━━━ Stored data

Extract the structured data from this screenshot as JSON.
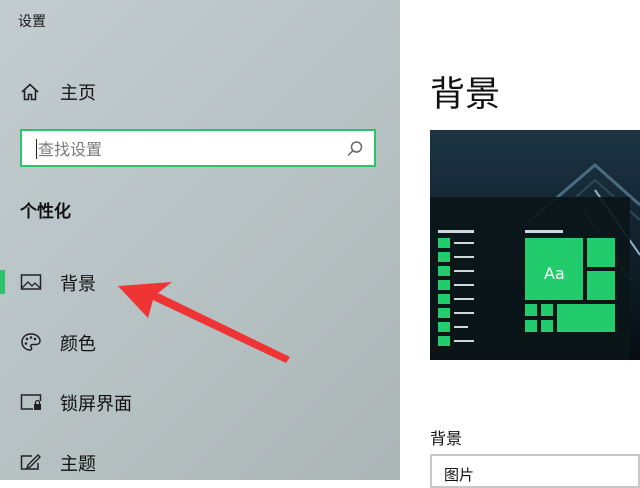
{
  "window": {
    "title": "设置"
  },
  "sidebar": {
    "home_label": "主页",
    "search_placeholder": "查找设置",
    "section_heading": "个性化",
    "items": [
      {
        "label": "背景",
        "icon": "picture-icon",
        "selected": true
      },
      {
        "label": "颜色",
        "icon": "palette-icon",
        "selected": false
      },
      {
        "label": "锁屏界面",
        "icon": "lock-screen-icon",
        "selected": false
      },
      {
        "label": "主题",
        "icon": "theme-icon",
        "selected": false
      }
    ]
  },
  "main": {
    "page_title": "背景",
    "preview_tile_text": "Aa",
    "background_label": "背景",
    "background_value": "图片"
  },
  "colors": {
    "accent": "#2bc46a",
    "annotation_arrow": "#ee3434"
  }
}
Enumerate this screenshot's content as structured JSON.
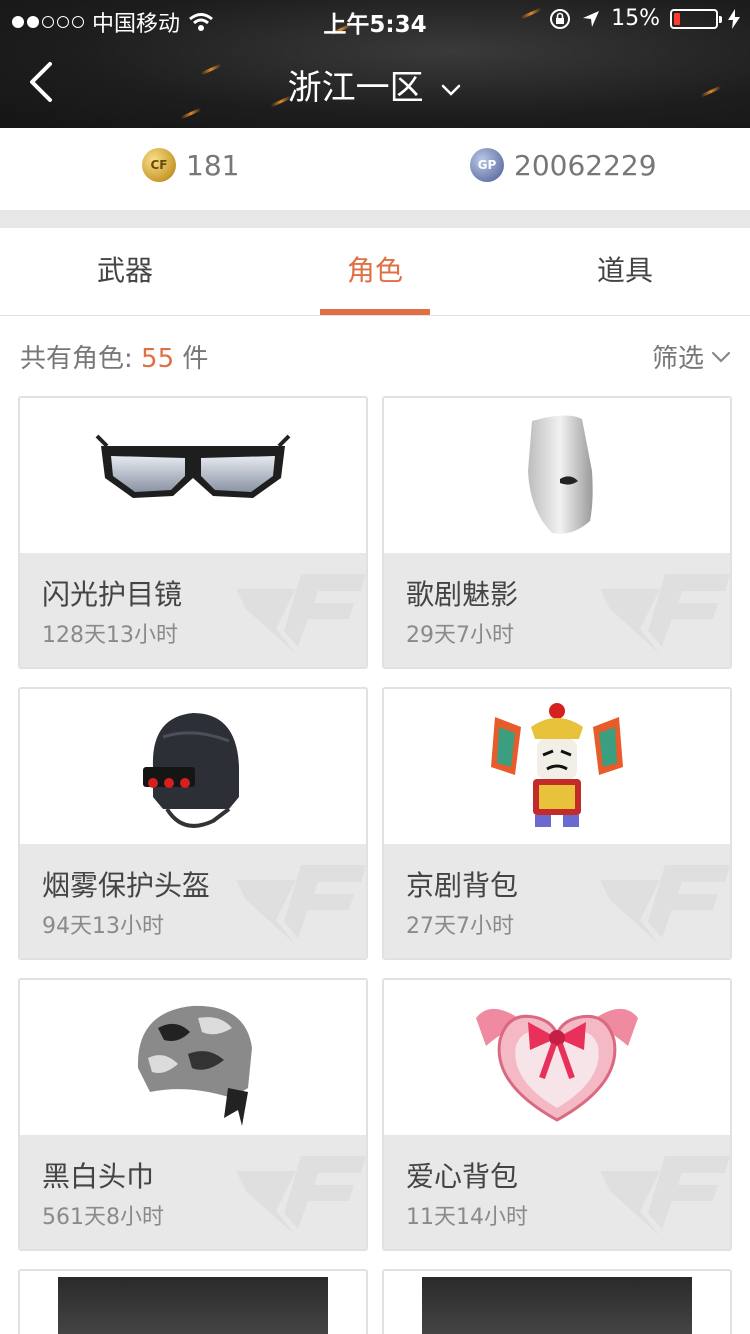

━━━━━━

• _What is required_:
Output the lines above in full and exactly as given, omitting any pictures.

• _Reply to the task_:
Extract the structured data from this screenshot as JSON.
{
  "window": {
    "title": "设置"
  },
  "sidebar": {
    "home_label": "主页",
    "search_placeholder": "查找设置",
    "section_heading": "个性化",
    "items": [
      {
        "label": "背景",
        "icon": "picture-icon",
        "selected": true
      },
      {
        "label": "颜色",
        "icon": "palette-icon",
        "selected": false
      },
      {
        "label": "锁屏界面",
        "icon": "lock-screen-icon",
        "selected": false
      },
      {
        "label": "主题",
        "icon": "theme-icon",
        "selected": false
      }
    ]
  },
  "main": {
    "page_title": "背景",
    "preview_tile_text": "Aa",
    "background_label": "背景",
    "background_value": "图片"
  },
  "colors": {
    "accent": "#2bc46a",
    "annotation_arrow": "#ee3434"
  }
}
Enumerate this screenshot's content as structured JSON.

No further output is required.